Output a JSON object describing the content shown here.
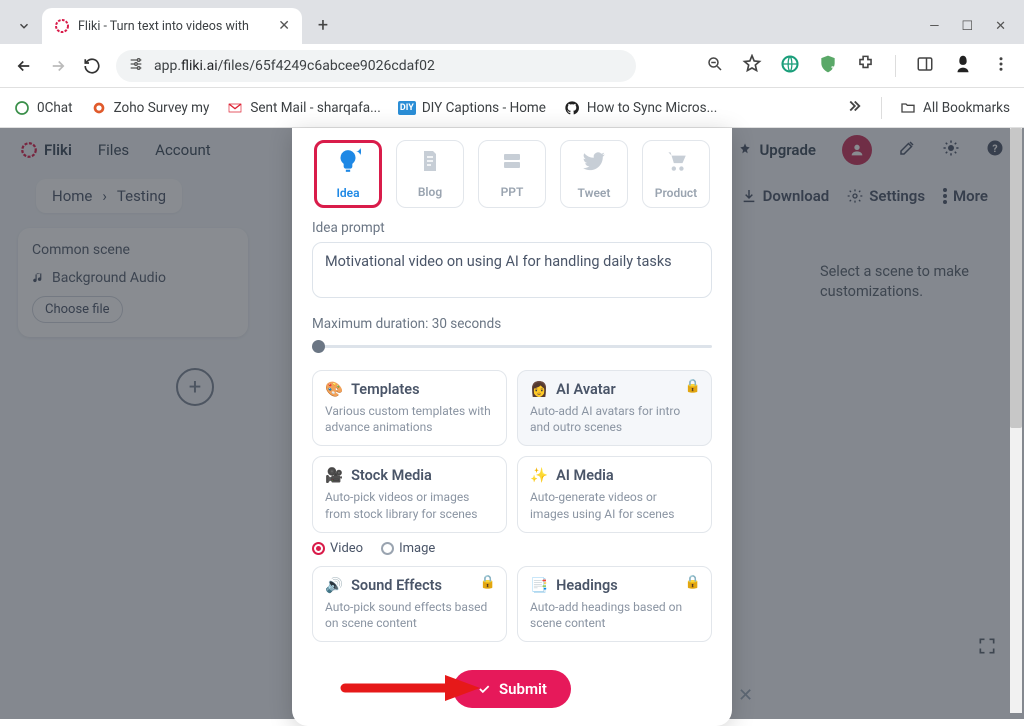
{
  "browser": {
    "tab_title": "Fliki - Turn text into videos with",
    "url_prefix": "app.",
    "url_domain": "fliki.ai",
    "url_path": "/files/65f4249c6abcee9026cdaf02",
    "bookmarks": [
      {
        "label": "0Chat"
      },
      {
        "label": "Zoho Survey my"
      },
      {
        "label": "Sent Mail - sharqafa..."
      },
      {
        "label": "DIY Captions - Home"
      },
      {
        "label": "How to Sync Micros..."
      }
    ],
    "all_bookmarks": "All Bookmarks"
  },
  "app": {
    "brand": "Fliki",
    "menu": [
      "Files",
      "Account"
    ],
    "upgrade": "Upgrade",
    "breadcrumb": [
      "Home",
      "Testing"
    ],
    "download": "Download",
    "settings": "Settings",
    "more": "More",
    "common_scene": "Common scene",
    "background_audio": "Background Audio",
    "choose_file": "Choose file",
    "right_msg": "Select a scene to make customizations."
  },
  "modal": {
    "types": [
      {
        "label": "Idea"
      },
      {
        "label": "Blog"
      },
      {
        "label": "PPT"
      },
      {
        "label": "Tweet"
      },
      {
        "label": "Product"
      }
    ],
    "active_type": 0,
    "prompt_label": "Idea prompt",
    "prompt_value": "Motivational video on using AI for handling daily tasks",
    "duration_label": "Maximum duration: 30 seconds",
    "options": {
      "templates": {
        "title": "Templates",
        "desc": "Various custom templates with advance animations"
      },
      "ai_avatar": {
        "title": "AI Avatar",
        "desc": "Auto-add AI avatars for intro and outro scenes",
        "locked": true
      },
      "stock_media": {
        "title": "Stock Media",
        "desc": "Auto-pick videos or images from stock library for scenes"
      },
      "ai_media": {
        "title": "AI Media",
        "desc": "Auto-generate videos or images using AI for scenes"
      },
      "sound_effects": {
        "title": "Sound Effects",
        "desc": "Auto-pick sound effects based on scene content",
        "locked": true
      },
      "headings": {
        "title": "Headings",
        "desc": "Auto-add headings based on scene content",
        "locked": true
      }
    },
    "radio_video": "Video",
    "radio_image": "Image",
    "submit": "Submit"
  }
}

==

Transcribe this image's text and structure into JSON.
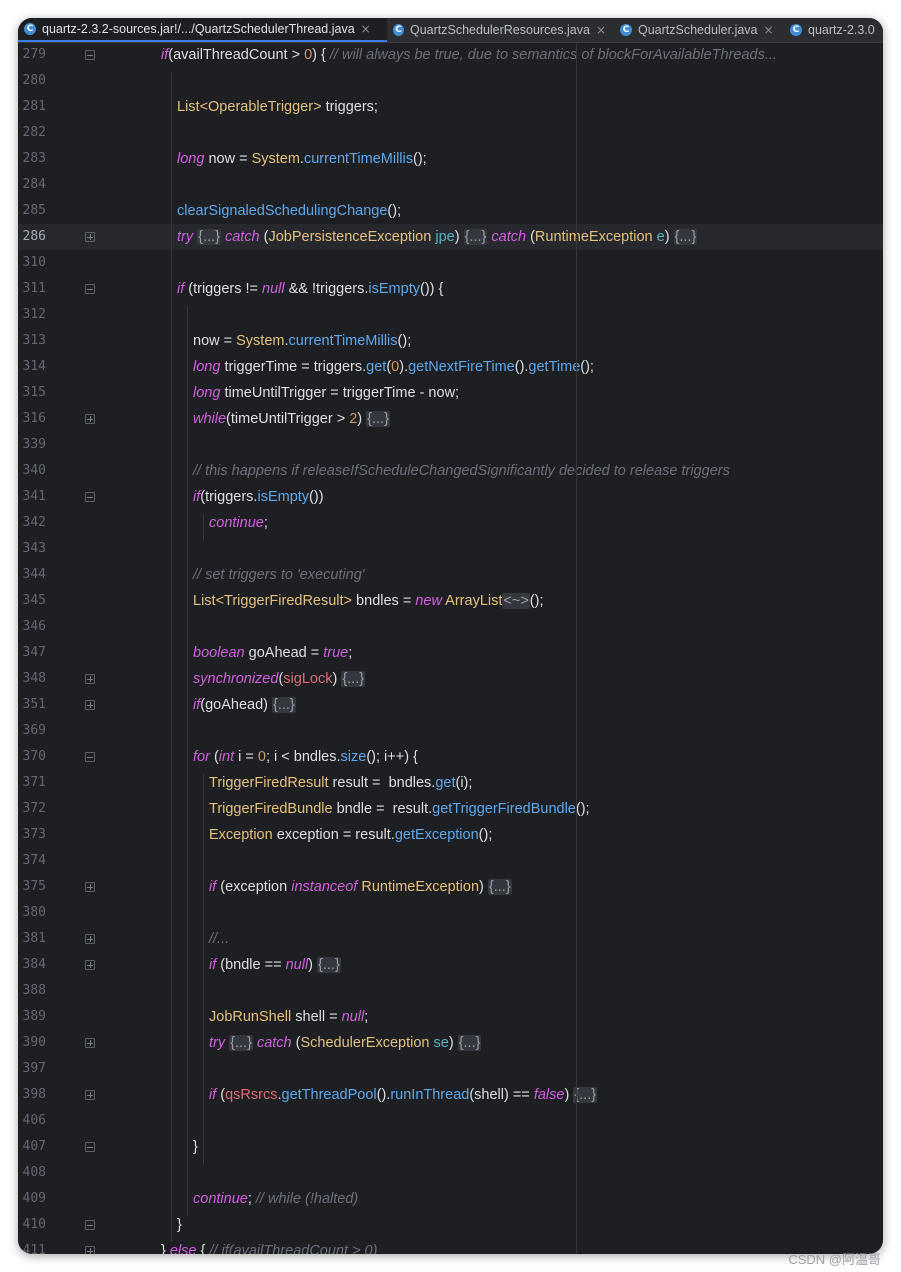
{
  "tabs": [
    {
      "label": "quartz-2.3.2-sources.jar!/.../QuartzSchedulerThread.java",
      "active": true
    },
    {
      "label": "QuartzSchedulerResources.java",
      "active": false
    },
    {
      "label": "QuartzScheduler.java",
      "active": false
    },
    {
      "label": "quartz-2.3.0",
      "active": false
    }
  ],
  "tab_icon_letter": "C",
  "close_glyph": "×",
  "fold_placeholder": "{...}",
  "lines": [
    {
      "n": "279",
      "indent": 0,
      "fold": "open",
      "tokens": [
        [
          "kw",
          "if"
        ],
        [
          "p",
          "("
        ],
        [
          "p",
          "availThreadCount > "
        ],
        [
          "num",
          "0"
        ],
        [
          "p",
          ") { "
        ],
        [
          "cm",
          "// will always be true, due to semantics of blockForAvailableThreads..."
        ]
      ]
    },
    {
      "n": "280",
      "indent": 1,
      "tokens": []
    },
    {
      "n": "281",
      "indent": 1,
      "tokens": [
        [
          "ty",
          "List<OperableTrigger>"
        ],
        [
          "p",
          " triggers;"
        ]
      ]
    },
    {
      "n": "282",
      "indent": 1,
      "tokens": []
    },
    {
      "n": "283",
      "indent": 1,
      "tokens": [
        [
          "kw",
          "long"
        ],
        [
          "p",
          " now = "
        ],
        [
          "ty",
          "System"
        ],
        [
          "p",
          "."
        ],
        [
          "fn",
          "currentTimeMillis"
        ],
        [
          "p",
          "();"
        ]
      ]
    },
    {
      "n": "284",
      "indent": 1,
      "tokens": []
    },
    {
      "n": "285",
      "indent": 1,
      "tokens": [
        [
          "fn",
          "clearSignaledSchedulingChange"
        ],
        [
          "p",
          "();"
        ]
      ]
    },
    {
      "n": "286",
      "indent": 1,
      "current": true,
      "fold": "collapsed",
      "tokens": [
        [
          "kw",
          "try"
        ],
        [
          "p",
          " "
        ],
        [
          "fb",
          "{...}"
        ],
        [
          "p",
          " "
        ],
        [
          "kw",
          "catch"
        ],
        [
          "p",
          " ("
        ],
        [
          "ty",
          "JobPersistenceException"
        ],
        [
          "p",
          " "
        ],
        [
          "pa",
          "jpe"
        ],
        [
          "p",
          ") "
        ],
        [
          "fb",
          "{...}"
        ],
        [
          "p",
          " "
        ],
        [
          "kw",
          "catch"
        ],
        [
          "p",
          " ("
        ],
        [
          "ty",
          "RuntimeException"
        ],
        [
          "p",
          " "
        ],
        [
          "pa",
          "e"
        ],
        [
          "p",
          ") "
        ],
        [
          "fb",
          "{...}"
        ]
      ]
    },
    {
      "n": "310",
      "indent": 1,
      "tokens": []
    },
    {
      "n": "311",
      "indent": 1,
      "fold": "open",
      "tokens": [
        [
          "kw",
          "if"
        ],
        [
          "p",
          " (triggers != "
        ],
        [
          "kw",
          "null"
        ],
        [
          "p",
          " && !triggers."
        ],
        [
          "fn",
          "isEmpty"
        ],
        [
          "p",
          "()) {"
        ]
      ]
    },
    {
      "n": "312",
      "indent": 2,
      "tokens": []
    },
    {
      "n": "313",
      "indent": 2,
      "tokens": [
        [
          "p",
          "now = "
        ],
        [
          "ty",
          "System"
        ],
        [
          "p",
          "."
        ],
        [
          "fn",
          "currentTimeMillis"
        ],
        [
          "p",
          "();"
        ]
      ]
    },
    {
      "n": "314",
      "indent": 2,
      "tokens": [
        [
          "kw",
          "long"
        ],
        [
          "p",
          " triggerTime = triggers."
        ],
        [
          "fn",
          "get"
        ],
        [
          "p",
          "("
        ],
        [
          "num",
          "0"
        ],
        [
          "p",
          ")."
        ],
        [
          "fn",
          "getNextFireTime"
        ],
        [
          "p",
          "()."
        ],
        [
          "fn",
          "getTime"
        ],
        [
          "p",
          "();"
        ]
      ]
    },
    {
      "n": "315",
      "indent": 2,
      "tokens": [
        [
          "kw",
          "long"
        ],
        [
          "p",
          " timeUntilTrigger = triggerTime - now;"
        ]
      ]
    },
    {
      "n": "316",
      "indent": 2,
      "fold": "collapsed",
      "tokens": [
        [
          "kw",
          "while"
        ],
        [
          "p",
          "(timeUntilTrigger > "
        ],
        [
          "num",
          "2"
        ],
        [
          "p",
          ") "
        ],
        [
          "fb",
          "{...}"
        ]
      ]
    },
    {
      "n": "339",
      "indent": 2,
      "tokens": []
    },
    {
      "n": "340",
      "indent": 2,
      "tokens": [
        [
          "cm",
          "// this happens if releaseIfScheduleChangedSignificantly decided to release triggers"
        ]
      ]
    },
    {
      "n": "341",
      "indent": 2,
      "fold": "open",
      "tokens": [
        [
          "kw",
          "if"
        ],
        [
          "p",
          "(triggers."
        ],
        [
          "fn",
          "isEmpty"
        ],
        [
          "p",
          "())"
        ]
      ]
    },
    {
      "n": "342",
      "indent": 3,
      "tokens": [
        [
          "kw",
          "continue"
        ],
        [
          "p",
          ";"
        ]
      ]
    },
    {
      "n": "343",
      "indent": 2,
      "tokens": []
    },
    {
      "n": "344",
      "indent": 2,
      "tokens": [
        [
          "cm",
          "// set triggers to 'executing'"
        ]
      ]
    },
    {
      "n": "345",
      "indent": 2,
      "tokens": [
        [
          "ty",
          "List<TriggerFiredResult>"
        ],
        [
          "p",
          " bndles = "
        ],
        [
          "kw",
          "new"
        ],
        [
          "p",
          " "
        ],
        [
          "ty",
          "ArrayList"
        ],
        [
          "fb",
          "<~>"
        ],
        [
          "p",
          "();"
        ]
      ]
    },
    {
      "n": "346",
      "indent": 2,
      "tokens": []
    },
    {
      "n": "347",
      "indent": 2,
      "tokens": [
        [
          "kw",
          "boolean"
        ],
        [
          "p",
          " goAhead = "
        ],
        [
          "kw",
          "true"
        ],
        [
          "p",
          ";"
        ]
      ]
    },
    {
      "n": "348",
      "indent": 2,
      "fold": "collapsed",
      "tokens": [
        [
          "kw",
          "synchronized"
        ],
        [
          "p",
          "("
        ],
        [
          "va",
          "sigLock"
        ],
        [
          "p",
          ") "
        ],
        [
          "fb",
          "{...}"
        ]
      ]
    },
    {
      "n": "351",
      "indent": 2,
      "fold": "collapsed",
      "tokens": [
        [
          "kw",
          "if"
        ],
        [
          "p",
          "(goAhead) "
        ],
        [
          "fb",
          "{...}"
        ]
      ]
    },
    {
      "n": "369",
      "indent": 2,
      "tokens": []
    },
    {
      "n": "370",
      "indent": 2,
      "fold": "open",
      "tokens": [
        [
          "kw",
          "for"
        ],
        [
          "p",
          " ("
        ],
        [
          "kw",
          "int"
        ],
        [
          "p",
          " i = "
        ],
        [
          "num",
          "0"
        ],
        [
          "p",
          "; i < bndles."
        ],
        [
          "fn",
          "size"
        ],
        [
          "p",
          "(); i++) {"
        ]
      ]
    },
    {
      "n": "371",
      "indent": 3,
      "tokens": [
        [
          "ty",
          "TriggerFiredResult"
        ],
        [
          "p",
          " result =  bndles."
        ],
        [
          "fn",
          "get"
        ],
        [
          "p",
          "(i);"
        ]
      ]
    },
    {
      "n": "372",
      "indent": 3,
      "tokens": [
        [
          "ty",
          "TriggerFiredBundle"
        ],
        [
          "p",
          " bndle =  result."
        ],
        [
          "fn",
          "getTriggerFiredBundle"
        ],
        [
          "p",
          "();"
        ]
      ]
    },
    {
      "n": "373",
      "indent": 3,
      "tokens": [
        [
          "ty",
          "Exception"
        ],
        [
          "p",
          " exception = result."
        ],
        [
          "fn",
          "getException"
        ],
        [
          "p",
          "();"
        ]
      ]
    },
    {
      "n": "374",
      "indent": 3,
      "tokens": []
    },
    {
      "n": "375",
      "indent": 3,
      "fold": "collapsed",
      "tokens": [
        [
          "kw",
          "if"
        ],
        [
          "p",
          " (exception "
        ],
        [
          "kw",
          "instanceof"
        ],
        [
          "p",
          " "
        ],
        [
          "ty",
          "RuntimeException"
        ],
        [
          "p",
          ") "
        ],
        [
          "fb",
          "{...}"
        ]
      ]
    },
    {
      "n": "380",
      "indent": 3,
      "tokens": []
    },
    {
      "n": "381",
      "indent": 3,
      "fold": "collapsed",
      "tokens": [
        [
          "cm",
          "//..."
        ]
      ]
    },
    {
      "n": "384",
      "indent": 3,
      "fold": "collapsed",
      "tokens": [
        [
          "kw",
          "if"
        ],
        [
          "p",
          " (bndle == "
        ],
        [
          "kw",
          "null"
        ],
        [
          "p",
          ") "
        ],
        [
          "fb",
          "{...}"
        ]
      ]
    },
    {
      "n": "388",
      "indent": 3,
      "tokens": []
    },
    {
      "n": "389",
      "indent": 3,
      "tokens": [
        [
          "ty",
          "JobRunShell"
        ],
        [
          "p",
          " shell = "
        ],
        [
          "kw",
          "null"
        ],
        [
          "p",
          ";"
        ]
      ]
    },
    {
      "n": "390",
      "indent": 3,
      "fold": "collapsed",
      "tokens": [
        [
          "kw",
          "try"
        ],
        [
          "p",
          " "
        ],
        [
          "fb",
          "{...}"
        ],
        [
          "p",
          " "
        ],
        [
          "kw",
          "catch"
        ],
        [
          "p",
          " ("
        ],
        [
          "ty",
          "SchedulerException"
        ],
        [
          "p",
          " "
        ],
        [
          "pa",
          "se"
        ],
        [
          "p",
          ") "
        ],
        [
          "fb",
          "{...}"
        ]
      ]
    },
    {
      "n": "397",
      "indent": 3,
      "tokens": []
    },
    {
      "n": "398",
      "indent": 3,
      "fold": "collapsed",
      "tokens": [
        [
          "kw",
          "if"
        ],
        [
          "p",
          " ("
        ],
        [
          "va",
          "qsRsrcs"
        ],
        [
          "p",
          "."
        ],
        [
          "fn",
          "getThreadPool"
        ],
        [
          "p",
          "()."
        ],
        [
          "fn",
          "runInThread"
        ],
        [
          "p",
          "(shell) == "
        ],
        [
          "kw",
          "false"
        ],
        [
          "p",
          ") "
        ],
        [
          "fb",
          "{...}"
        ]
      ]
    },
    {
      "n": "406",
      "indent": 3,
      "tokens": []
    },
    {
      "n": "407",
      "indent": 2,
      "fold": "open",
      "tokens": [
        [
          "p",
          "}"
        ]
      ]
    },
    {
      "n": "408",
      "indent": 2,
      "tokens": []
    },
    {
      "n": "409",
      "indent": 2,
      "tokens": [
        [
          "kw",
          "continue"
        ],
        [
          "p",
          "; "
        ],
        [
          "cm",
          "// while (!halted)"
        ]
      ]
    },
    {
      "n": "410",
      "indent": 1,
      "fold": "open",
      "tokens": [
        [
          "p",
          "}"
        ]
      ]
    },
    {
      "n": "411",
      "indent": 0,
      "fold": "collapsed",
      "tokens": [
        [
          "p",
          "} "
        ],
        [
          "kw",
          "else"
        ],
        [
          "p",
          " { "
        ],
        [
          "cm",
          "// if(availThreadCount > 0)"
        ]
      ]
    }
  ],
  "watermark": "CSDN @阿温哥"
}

Goal of the exercise ▸ Pull out each line holding the string "using".

Output of the exercise ▸
    "prompt_value": "Motivational video on using AI for handling daily tasks",
        "desc": "Auto-generate videos or images using AI for scenes"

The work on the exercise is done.